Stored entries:

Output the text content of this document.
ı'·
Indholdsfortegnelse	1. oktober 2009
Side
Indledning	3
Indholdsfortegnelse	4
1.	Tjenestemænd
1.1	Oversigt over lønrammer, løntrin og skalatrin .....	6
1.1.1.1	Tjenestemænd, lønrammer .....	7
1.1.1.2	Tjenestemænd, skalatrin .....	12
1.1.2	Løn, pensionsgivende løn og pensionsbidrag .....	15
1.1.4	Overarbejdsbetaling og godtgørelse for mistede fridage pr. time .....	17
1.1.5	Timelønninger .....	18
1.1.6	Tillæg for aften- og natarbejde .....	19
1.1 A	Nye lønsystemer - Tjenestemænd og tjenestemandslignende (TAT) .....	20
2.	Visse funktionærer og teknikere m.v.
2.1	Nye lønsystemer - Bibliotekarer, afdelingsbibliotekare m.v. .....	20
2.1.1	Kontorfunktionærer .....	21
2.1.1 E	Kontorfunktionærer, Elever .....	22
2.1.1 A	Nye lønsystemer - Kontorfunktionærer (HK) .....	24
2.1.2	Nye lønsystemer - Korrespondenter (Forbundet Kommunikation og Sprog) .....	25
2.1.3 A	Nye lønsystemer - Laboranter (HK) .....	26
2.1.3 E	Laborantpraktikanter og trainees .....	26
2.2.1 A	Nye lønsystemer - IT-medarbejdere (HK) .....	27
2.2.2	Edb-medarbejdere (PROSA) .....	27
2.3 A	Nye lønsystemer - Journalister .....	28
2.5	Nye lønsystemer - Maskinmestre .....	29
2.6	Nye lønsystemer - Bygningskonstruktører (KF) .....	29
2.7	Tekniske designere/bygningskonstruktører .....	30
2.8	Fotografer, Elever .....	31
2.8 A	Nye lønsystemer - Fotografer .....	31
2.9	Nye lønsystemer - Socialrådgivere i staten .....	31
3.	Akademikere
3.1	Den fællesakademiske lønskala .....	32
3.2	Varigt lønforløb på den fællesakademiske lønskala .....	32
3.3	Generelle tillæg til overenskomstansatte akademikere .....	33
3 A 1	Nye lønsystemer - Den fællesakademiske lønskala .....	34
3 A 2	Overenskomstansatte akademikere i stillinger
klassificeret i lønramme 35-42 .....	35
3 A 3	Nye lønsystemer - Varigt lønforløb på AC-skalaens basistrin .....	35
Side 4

Exercise description: Retype all of the entries precisely as they are.

Exercise response:
Output the text content of this document.
ı'·
Indholdsfortegnelse	1. oktober 2009
Side
Indledning	3
Indholdsfortegnelse	4
1.	Tjenestemænd
1.1	Oversigt over lønrammer, løntrin og skalatrin .....	6
1.1.1.1	Tjenestemænd, lønrammer .....	7
1.1.1.2	Tjenestemænd, skalatrin .....	12
1.1.2	Løn, pensionsgivende løn og pensionsbidrag .....	15
1.1.4	Overarbejdsbetaling og godtgørelse for mistede fridage pr. time .....	17
1.1.5	Timelønninger .....	18
1.1.6	Tillæg for aften- og natarbejde .....	19
1.1 A	Nye lønsystemer - Tjenestemænd og tjenestemandslignende (TAT) .....	20
2.	Visse funktionærer og teknikere m.v.
2.1	Nye lønsystemer - Bibliotekarer, afdelingsbibliotekare m.v. .....	20
2.1.1	Kontorfunktionærer .....	21
2.1.1 E	Kontorfunktionærer, Elever .....	22
2.1.1 A	Nye lønsystemer - Kontorfunktionærer (HK) .....	24
2.1.2	Nye lønsystemer - Korrespondenter (Forbundet Kommunikation og Sprog) .....	25
2.1.3 A	Nye lønsystemer - Laboranter (HK) .....	26
2.1.3 E	Laborantpraktikanter og trainees .....	26
2.2.1 A	Nye lønsystemer - IT-medarbejdere (HK) .....	27
2.2.2	Edb-medarbejdere (PROSA) .....	27
2.3 A	Nye lønsystemer - Journalister .....	28
2.5	Nye lønsystemer - Maskinmestre .....	29
2.6	Nye lønsystemer - Bygningskonstruktører (KF) .....	29
2.7	Tekniske designere/bygningskonstruktører .....	30
2.8	Fotografer, Elever .....	31
2.8 A	Nye lønsystemer - Fotografer .....	31
2.9	Nye lønsystemer - Socialrådgivere i staten .....	31
3.	Akademikere
3.1	Den fællesakademiske lønskala .....	32
3.2	Varigt lønforløb på den fællesakademiske lønskala .....	32
3.3	Generelle tillæg til overenskomstansatte akademikere .....	33
3 A 1	Nye lønsystemer - Den fællesakademiske lønskala .....	34
3 A 2	Overenskomstansatte akademikere i stillinger
klassificeret i lønramme 35-42 .....	35
3 A 3	Nye lønsystemer - Varigt lønforløb på AC-skalaens basistrin .....	35
Side 4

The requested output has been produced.